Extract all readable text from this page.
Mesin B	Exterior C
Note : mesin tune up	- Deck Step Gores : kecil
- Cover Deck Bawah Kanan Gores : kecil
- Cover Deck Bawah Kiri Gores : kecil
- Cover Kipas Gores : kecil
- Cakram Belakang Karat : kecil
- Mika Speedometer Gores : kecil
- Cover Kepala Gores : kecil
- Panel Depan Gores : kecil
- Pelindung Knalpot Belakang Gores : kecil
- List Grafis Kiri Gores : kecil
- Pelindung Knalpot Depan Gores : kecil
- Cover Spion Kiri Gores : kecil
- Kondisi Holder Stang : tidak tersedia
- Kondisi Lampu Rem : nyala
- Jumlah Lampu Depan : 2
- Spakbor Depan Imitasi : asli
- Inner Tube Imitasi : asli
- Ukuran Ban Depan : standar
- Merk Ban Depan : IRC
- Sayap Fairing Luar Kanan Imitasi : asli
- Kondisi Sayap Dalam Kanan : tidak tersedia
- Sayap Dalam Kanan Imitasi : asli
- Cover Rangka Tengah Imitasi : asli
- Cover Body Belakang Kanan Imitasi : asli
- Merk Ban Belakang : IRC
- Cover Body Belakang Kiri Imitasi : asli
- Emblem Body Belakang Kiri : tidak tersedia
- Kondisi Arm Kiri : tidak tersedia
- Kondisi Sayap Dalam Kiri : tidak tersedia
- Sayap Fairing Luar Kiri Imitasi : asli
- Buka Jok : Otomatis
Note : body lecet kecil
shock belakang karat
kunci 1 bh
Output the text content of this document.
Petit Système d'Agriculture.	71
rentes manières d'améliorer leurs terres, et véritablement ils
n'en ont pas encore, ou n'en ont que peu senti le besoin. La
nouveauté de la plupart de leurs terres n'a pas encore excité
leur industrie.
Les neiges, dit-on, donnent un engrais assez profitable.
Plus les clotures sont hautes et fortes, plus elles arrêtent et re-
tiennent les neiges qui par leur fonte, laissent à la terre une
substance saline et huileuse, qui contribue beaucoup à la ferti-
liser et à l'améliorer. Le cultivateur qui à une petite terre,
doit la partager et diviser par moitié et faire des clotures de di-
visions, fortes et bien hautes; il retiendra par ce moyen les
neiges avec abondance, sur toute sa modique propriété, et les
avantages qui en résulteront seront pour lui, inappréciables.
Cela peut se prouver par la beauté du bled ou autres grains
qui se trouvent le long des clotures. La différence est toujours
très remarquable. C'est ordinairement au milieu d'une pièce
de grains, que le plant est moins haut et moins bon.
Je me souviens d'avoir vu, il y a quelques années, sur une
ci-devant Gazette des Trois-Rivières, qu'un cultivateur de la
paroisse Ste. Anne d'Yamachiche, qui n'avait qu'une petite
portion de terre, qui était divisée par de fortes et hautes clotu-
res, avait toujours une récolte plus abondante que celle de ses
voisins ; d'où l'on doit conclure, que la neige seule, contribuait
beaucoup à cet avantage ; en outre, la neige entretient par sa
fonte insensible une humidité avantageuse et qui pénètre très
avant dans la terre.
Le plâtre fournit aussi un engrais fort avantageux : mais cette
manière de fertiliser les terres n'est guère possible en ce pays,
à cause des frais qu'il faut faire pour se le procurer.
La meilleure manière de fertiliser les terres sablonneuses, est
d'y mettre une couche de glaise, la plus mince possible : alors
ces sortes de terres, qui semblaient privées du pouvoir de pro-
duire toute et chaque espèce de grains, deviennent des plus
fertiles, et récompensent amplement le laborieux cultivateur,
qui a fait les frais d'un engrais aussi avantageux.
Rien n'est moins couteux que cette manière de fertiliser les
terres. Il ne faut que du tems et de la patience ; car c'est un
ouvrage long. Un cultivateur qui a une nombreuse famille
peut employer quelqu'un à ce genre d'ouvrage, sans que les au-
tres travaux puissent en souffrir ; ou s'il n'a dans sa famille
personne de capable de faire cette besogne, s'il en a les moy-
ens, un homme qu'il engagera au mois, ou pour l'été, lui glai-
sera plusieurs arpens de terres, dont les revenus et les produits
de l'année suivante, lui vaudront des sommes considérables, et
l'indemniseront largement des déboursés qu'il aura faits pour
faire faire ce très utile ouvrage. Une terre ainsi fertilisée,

+ + +

Please reproduce all of the entries exactly as they stand.

=== Task result ===
Extract all readable text from this page.
Mesin B	Exterior C
Note : mesin tune up	- Deck Step Gores : kecil
- Cover Deck Bawah Kanan Gores : kecil
- Cover Deck Bawah Kiri Gores : kecil
- Cover Kipas Gores : kecil
- Cakram Belakang Karat : kecil
- Mika Speedometer Gores : kecil
- Cover Kepala Gores : kecil
- Panel Depan Gores : kecil
- Pelindung Knalpot Belakang Gores : kecil
- List Grafis Kiri Gores : kecil
- Pelindung Knalpot Depan Gores : kecil
- Cover Spion Kiri Gores : kecil
- Kondisi Holder Stang : tidak tersedia
- Kondisi Lampu Rem : nyala
- Jumlah Lampu Depan : 2
- Spakbor Depan Imitasi : asli
- Inner Tube Imitasi : asli
- Ukuran Ban Depan : standar
- Merk Ban Depan : IRC
- Sayap Fairing Luar Kanan Imitasi : asli
- Kondisi Sayap Dalam Kanan : tidak tersedia
- Sayap Dalam Kanan Imitasi : asli
- Cover Rangka Tengah Imitasi : asli
- Cover Body Belakang Kanan Imitasi : asli
- Merk Ban Belakang : IRC
- Cover Body Belakang Kiri Imitasi : asli
- Emblem Body Belakang Kiri : tidak tersedia
- Kondisi Arm Kiri : tidak tersedia
- Kondisi Sayap Dalam Kiri : tidak tersedia
- Sayap Fairing Luar Kiri Imitasi : asli
- Buka Jok : Otomatis
Note : body lecet kecil
shock belakang karat
kunci 1 bh
Output the text content of this document.
Petit Système d'Agriculture.	71
rentes manières d'améliorer leurs terres, et véritablement ils
n'en ont pas encore, ou n'en ont que peu senti le besoin. La
nouveauté de la plupart de leurs terres n'a pas encore excité
leur industrie.
Les neiges, dit-on, donnent un engrais assez profitable.
Plus les clotures sont hautes et fortes, plus elles arrêtent et re-
tiennent les neiges qui par leur fonte, laissent à la terre une
substance saline et huileuse, qui contribue beaucoup à la ferti-
liser et à l'améliorer. Le cultivateur qui à une petite terre,
doit la partager et diviser par moitié et faire des clotures de di-
visions, fortes et bien hautes; il retiendra par ce moyen les
neiges avec abondance, sur toute sa modique propriété, et les
avantages qui en résulteront seront pour lui, inappréciables.
Cela peut se prouver par la beauté du bled ou autres grains
qui se trouvent le long des clotures. La différence est toujours
très remarquable. C'est ordinairement au milieu d'une pièce
de grains, que le plant est moins haut et moins bon.
Je me souviens d'avoir vu, il y a quelques années, sur une
ci-devant Gazette des Trois-Rivières, qu'un cultivateur de la
paroisse Ste. Anne d'Yamachiche, qui n'avait qu'une petite
portion de terre, qui était divisée par de fortes et hautes clotu-
res, avait toujours une récolte plus abondante que celle de ses
voisins ; d'où l'on doit conclure, que la neige seule, contribuait
beaucoup à cet avantage ; en outre, la neige entretient par sa
fonte insensible une humidité avantageuse et qui pénètre très
avant dans la terre.
Le plâtre fournit aussi un engrais fort avantageux : mais cette
manière de fertiliser les terres n'est guère possible en ce pays,
à cause des frais qu'il faut faire pour se le procurer.
La meilleure manière de fertiliser les terres sablonneuses, est
d'y mettre une couche de glaise, la plus mince possible : alors
ces sortes de terres, qui semblaient privées du pouvoir de pro-
duire toute et chaque espèce de grains, deviennent des plus
fertiles, et récompensent amplement le laborieux cultivateur,
qui a fait les frais d'un engrais aussi avantageux.
Rien n'est moins couteux que cette manière de fertiliser les
terres. Il ne faut que du tems et de la patience ; car c'est un
ouvrage long. Un cultivateur qui a une nombreuse famille
peut employer quelqu'un à ce genre d'ouvrage, sans que les au-
tres travaux puissent en souffrir ; ou s'il n'a dans sa famille
personne de capable de faire cette besogne, s'il en a les moy-
ens, un homme qu'il engagera au mois, ou pour l'été, lui glai-
sera plusieurs arpens de terres, dont les revenus et les produits
de l'année suivante, lui vaudront des sommes considérables, et
l'indemniseront largement des déboursés qu'il aura faits pour
faire faire ce très utile ouvrage. Une terre ainsi fertilisée,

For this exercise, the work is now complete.